Transcribe the data in full and exactly, omitting any pictures.

(Figure record extracts)
★ ★ ★
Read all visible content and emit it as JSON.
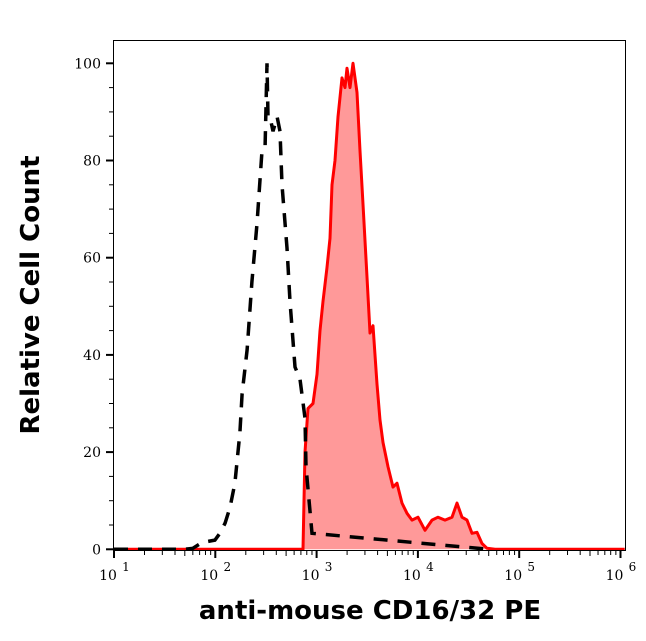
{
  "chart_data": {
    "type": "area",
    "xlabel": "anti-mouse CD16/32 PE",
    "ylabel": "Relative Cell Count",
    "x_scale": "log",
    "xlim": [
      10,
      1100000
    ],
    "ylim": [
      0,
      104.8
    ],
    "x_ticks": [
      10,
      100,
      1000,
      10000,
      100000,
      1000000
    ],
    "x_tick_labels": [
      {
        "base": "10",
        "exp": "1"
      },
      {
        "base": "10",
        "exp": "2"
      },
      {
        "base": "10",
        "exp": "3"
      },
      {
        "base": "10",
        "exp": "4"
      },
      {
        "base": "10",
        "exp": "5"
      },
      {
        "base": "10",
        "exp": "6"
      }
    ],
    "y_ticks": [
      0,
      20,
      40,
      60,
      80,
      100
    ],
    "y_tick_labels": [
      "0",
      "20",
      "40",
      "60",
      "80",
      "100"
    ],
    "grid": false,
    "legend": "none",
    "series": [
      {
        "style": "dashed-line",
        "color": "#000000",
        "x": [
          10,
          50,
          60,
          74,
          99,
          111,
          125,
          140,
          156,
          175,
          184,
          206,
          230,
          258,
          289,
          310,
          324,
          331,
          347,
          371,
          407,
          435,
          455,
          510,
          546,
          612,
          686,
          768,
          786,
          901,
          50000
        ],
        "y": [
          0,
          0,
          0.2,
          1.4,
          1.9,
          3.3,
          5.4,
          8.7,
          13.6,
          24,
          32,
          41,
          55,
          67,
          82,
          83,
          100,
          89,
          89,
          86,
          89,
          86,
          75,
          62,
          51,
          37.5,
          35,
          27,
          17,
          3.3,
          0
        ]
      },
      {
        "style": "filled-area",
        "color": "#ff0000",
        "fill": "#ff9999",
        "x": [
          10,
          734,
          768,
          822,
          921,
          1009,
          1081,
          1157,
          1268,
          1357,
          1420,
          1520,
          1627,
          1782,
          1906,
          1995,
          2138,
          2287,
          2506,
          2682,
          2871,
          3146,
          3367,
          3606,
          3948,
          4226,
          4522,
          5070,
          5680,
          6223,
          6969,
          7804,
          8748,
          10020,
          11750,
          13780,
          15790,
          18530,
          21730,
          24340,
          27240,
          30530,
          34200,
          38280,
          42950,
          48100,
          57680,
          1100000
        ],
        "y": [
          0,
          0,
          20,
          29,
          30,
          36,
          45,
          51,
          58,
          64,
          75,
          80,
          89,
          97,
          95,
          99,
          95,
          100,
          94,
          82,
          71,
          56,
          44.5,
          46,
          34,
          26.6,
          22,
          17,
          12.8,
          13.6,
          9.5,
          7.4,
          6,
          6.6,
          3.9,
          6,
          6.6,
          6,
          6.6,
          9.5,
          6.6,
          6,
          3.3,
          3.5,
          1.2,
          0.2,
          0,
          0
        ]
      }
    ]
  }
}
★ ★ ★
(Exercise solution):
Read all visible content and emit it as JSON.
{
  "chart_data": {
    "type": "area",
    "xlabel": "anti-mouse CD16/32 PE",
    "ylabel": "Relative Cell Count",
    "x_scale": "log",
    "xlim": [
      10,
      1100000
    ],
    "ylim": [
      0,
      104.8
    ],
    "x_ticks": [
      10,
      100,
      1000,
      10000,
      100000,
      1000000
    ],
    "x_tick_labels": [
      {
        "base": "10",
        "exp": "1"
      },
      {
        "base": "10",
        "exp": "2"
      },
      {
        "base": "10",
        "exp": "3"
      },
      {
        "base": "10",
        "exp": "4"
      },
      {
        "base": "10",
        "exp": "5"
      },
      {
        "base": "10",
        "exp": "6"
      }
    ],
    "y_ticks": [
      0,
      20,
      40,
      60,
      80,
      100
    ],
    "y_tick_labels": [
      "0",
      "20",
      "40",
      "60",
      "80",
      "100"
    ],
    "grid": false,
    "legend": "none",
    "series": [
      {
        "style": "dashed-line",
        "color": "#000000",
        "x": [
          10,
          50,
          60,
          74,
          99,
          111,
          125,
          140,
          156,
          175,
          184,
          206,
          230,
          258,
          289,
          310,
          324,
          331,
          347,
          371,
          407,
          435,
          455,
          510,
          546,
          612,
          686,
          768,
          786,
          901,
          50000
        ],
        "y": [
          0,
          0,
          0.2,
          1.4,
          1.9,
          3.3,
          5.4,
          8.7,
          13.6,
          24,
          32,
          41,
          55,
          67,
          82,
          83,
          100,
          89,
          89,
          86,
          89,
          86,
          75,
          62,
          51,
          37.5,
          35,
          27,
          17,
          3.3,
          0
        ]
      },
      {
        "style": "filled-area",
        "color": "#ff0000",
        "fill": "#ff9999",
        "x": [
          10,
          734,
          768,
          822,
          921,
          1009,
          1081,
          1157,
          1268,
          1357,
          1420,
          1520,
          1627,
          1782,
          1906,
          1995,
          2138,
          2287,
          2506,
          2682,
          2871,
          3146,
          3367,
          3606,
          3948,
          4226,
          4522,
          5070,
          5680,
          6223,
          6969,
          7804,
          8748,
          10020,
          11750,
          13780,
          15790,
          18530,
          21730,
          24340,
          27240,
          30530,
          34200,
          38280,
          42950,
          48100,
          57680,
          1100000
        ],
        "y": [
          0,
          0,
          20,
          29,
          30,
          36,
          45,
          51,
          58,
          64,
          75,
          80,
          89,
          97,
          95,
          99,
          95,
          100,
          94,
          82,
          71,
          56,
          44.5,
          46,
          34,
          26.6,
          22,
          17,
          12.8,
          13.6,
          9.5,
          7.4,
          6,
          6.6,
          3.9,
          6,
          6.6,
          6,
          6.6,
          9.5,
          6.6,
          6,
          3.3,
          3.5,
          1.2,
          0.2,
          0,
          0
        ]
      }
    ]
  }
}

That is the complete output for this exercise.